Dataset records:

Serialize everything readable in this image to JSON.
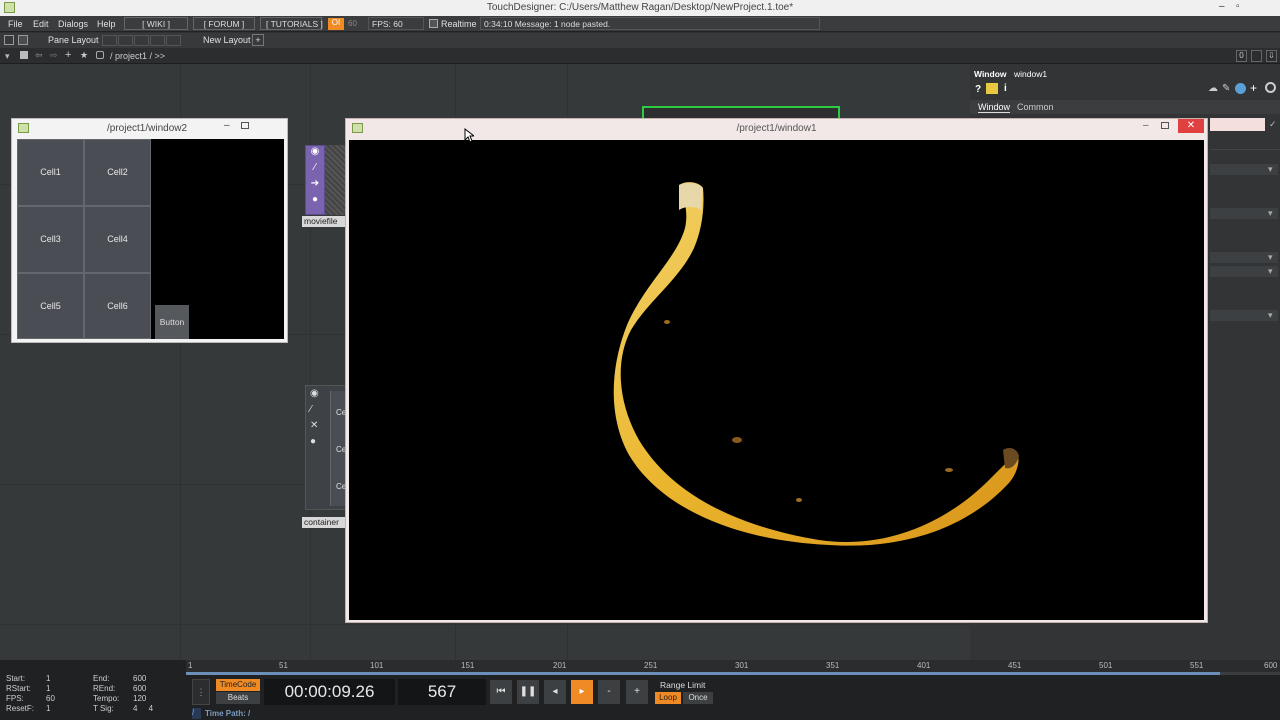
{
  "title_bar": {
    "title": "TouchDesigner: C:/Users/Matthew Ragan/Desktop/NewProject.1.toe*",
    "minimize": "–",
    "maximize": "▫"
  },
  "menu": {
    "items": [
      "File",
      "Edit",
      "Dialogs",
      "Help"
    ],
    "links": [
      "[ WIKI ]",
      "[ FORUM ]",
      "[ TUTORIALS ]"
    ],
    "oi_label": "OI",
    "fps_cap": "60",
    "fps_label": "FPS:  60",
    "realtime_label": "Realtime",
    "message": "0:34:10 Message: 1 node pasted."
  },
  "layout_bar": {
    "pane_layout_label": "Pane Layout",
    "new_layout_label": "New Layout",
    "plus": "+"
  },
  "path_bar": {
    "path": "/ project1 / >>",
    "zero_label": "0"
  },
  "window2": {
    "title": "/project1/window2",
    "cells": [
      "Cell1",
      "Cell2",
      "Cell3",
      "Cell4",
      "Cell5",
      "Cell6"
    ],
    "button_label": "Button"
  },
  "nodes": {
    "moviefile_label": "moviefile",
    "container_label": "container",
    "container_peek": [
      "Ce",
      "Ce",
      "Ce"
    ]
  },
  "window1": {
    "title": "/project1/window1",
    "close": "✕"
  },
  "params": {
    "op_type": "Window",
    "op_name": "window1",
    "tabs": [
      "Window",
      "Common"
    ]
  },
  "timeline": {
    "stats_left": [
      {
        "k": "Start:",
        "v": "1"
      },
      {
        "k": "RStart:",
        "v": "1"
      },
      {
        "k": "FPS:",
        "v": "60"
      },
      {
        "k": "ResetF:",
        "v": "1"
      }
    ],
    "stats_right": [
      {
        "k": "End:",
        "v": "600"
      },
      {
        "k": "REnd:",
        "v": "600"
      },
      {
        "k": "Tempo:",
        "v": "120"
      },
      {
        "k": "T Sig:",
        "v": "4     4"
      }
    ],
    "ticks": [
      "1",
      "51",
      "101",
      "151",
      "201",
      "251",
      "301",
      "351",
      "401",
      "451",
      "501",
      "551",
      "600"
    ],
    "timecode_label": "TimeCode",
    "beats_label": "Beats",
    "timecode": "00:00:09.26",
    "frame": "567",
    "range_limit_label": "Range Limit",
    "loop_label": "Loop",
    "once_label": "Once",
    "time_path": "Time Path: /",
    "playhead_progress": 0.945
  },
  "colors": {
    "accent_orange": "#f08a24",
    "node_purple": "#7a64b0",
    "select_green": "#2ecc40"
  }
}
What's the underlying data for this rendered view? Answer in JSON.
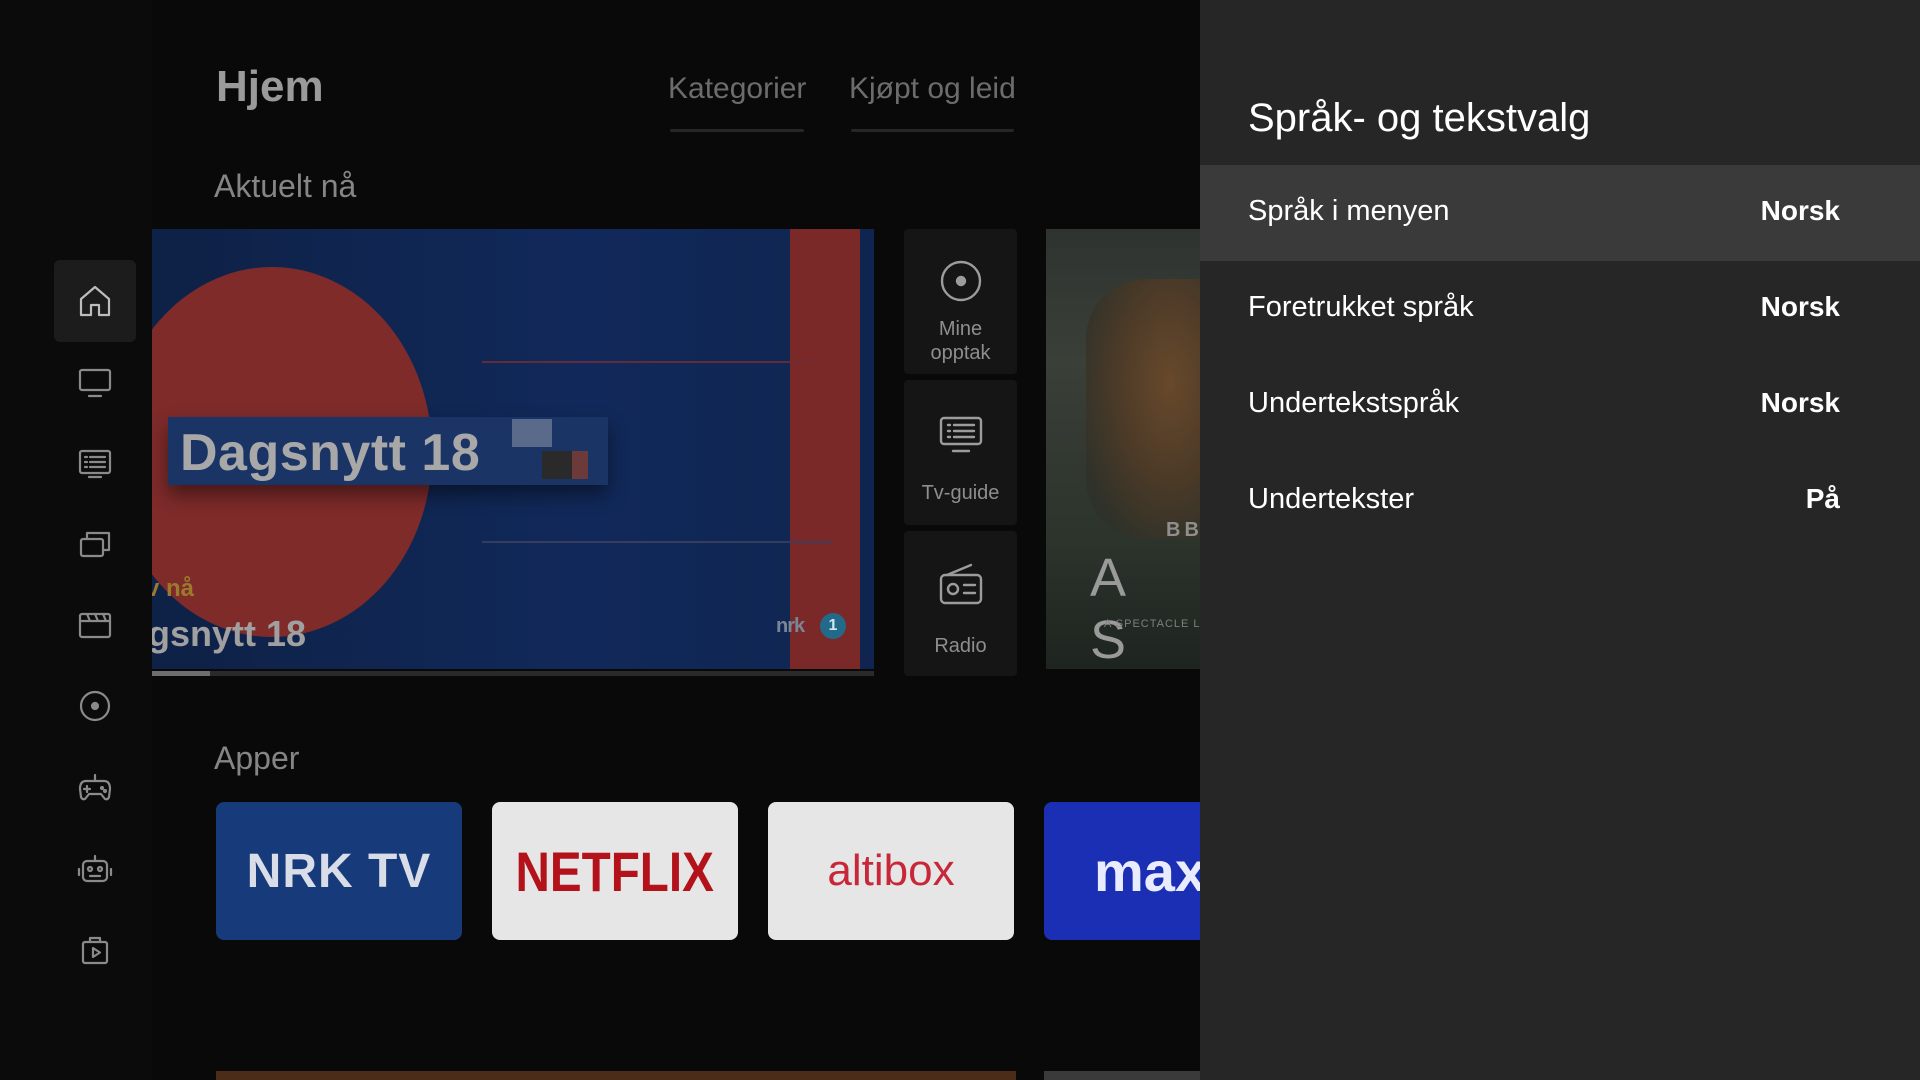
{
  "home": {
    "title": "Hjem",
    "tabs": [
      "Kategorier",
      "Kjøpt og leid"
    ],
    "section_now": "Aktuelt nå",
    "section_apps": "Apper"
  },
  "hero": {
    "plate_text": "Dagsnytt 18",
    "live_label": "v nå",
    "show_title": "gsnytt 18",
    "channel_logo": "nrk",
    "channel_number": "1",
    "progress": 0.08
  },
  "shortcuts": [
    {
      "label": "Mine opptak",
      "icon": "record-icon"
    },
    {
      "label": "Tv-guide",
      "icon": "tv-guide-icon"
    },
    {
      "label": "Radio",
      "icon": "radio-icon"
    }
  ],
  "side_card": {
    "network": "BBC",
    "title_partial": "A S",
    "tagline_partial": "A SPECTACLE L"
  },
  "apps": [
    {
      "name": "NRK TV",
      "bg": "#173a7a",
      "fg": "#d8dde8"
    },
    {
      "name": "NETFLIX",
      "bg": "#e6e6e6",
      "fg": "#b3121a"
    },
    {
      "name": "altibox",
      "bg": "#e6e6e6",
      "fg": "#c8273a"
    },
    {
      "name": "max",
      "bg": "#1b2fb5",
      "fg": "#e9ecff"
    }
  ],
  "rail": [
    {
      "name": "home",
      "icon": "home-icon",
      "active": true
    },
    {
      "name": "tv",
      "icon": "tv-icon"
    },
    {
      "name": "guide",
      "icon": "guide-icon"
    },
    {
      "name": "library",
      "icon": "stack-icon"
    },
    {
      "name": "movies",
      "icon": "clapper-icon"
    },
    {
      "name": "recordings",
      "icon": "record-icon"
    },
    {
      "name": "games",
      "icon": "gamepad-icon"
    },
    {
      "name": "kids",
      "icon": "robot-icon"
    },
    {
      "name": "store",
      "icon": "bag-play-icon"
    }
  ],
  "panel": {
    "title": "Språk- og tekstvalg",
    "rows": [
      {
        "label": "Språk i menyen",
        "value": "Norsk",
        "focused": true
      },
      {
        "label": "Foretrukket språk",
        "value": "Norsk"
      },
      {
        "label": "Undertekstspråk",
        "value": "Norsk"
      },
      {
        "label": "Undertekster",
        "value": "På"
      }
    ]
  },
  "colors": {
    "panel_bg": "#262626",
    "focused_row": "#3a3a3a",
    "rail_bg": "#0b0b0b"
  }
}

» Given exercise: Print each entry shown above with exact wording and no pictures.

» Correct output:
Serialize everything readable in this image to JSON.
{
  "title_bar": {
    "title": "TouchDesigner: C:/Users/Matthew Ragan/Desktop/NewProject.1.toe*",
    "minimize": "–",
    "maximize": "▫"
  },
  "menu": {
    "items": [
      "File",
      "Edit",
      "Dialogs",
      "Help"
    ],
    "links": [
      "[ WIKI ]",
      "[ FORUM ]",
      "[ TUTORIALS ]"
    ],
    "oi_label": "OI",
    "fps_cap": "60",
    "fps_label": "FPS:  60",
    "realtime_label": "Realtime",
    "message": "0:34:10 Message: 1 node pasted."
  },
  "layout_bar": {
    "pane_layout_label": "Pane Layout",
    "new_layout_label": "New Layout",
    "plus": "+"
  },
  "path_bar": {
    "path": "/ project1 / >>",
    "zero_label": "0"
  },
  "window2": {
    "title": "/project1/window2",
    "cells": [
      "Cell1",
      "Cell2",
      "Cell3",
      "Cell4",
      "Cell5",
      "Cell6"
    ],
    "button_label": "Button"
  },
  "nodes": {
    "moviefile_label": "moviefile",
    "container_label": "container",
    "container_peek": [
      "Ce",
      "Ce",
      "Ce"
    ]
  },
  "window1": {
    "title": "/project1/window1",
    "close": "✕"
  },
  "params": {
    "op_type": "Window",
    "op_name": "window1",
    "tabs": [
      "Window",
      "Common"
    ]
  },
  "timeline": {
    "stats_left": [
      {
        "k": "Start:",
        "v": "1"
      },
      {
        "k": "RStart:",
        "v": "1"
      },
      {
        "k": "FPS:",
        "v": "60"
      },
      {
        "k": "ResetF:",
        "v": "1"
      }
    ],
    "stats_right": [
      {
        "k": "End:",
        "v": "600"
      },
      {
        "k": "REnd:",
        "v": "600"
      },
      {
        "k": "Tempo:",
        "v": "120"
      },
      {
        "k": "T Sig:",
        "v": "4     4"
      }
    ],
    "ticks": [
      "1",
      "51",
      "101",
      "151",
      "201",
      "251",
      "301",
      "351",
      "401",
      "451",
      "501",
      "551",
      "600"
    ],
    "timecode_label": "TimeCode",
    "beats_label": "Beats",
    "timecode": "00:00:09.26",
    "frame": "567",
    "range_limit_label": "Range Limit",
    "loop_label": "Loop",
    "once_label": "Once",
    "time_path": "Time Path: /",
    "playhead_progress": 0.945
  },
  "colors": {
    "accent_orange": "#f08a24",
    "node_purple": "#7a64b0",
    "select_green": "#2ecc40"
  }
}
What's the underlying data for this rendered view? Answer in JSON.
{
  "home": {
    "title": "Hjem",
    "tabs": [
      "Kategorier",
      "Kjøpt og leid"
    ],
    "section_now": "Aktuelt nå",
    "section_apps": "Apper"
  },
  "hero": {
    "plate_text": "Dagsnytt 18",
    "live_label": "v nå",
    "show_title": "gsnytt 18",
    "channel_logo": "nrk",
    "channel_number": "1",
    "progress": 0.08
  },
  "shortcuts": [
    {
      "label": "Mine opptak",
      "icon": "record-icon"
    },
    {
      "label": "Tv-guide",
      "icon": "tv-guide-icon"
    },
    {
      "label": "Radio",
      "icon": "radio-icon"
    }
  ],
  "side_card": {
    "network": "BBC",
    "title_partial": "A S",
    "tagline_partial": "A SPECTACLE L"
  },
  "apps": [
    {
      "name": "NRK TV",
      "bg": "#173a7a",
      "fg": "#d8dde8"
    },
    {
      "name": "NETFLIX",
      "bg": "#e6e6e6",
      "fg": "#b3121a"
    },
    {
      "name": "altibox",
      "bg": "#e6e6e6",
      "fg": "#c8273a"
    },
    {
      "name": "max",
      "bg": "#1b2fb5",
      "fg": "#e9ecff"
    }
  ],
  "rail": [
    {
      "name": "home",
      "icon": "home-icon",
      "active": true
    },
    {
      "name": "tv",
      "icon": "tv-icon"
    },
    {
      "name": "guide",
      "icon": "guide-icon"
    },
    {
      "name": "library",
      "icon": "stack-icon"
    },
    {
      "name": "movies",
      "icon": "clapper-icon"
    },
    {
      "name": "recordings",
      "icon": "record-icon"
    },
    {
      "name": "games",
      "icon": "gamepad-icon"
    },
    {
      "name": "kids",
      "icon": "robot-icon"
    },
    {
      "name": "store",
      "icon": "bag-play-icon"
    }
  ],
  "panel": {
    "title": "Språk- og tekstvalg",
    "rows": [
      {
        "label": "Språk i menyen",
        "value": "Norsk",
        "focused": true
      },
      {
        "label": "Foretrukket språk",
        "value": "Norsk"
      },
      {
        "label": "Undertekstspråk",
        "value": "Norsk"
      },
      {
        "label": "Undertekster",
        "value": "På"
      }
    ]
  },
  "colors": {
    "panel_bg": "#262626",
    "focused_row": "#3a3a3a",
    "rail_bg": "#0b0b0b"
  }
}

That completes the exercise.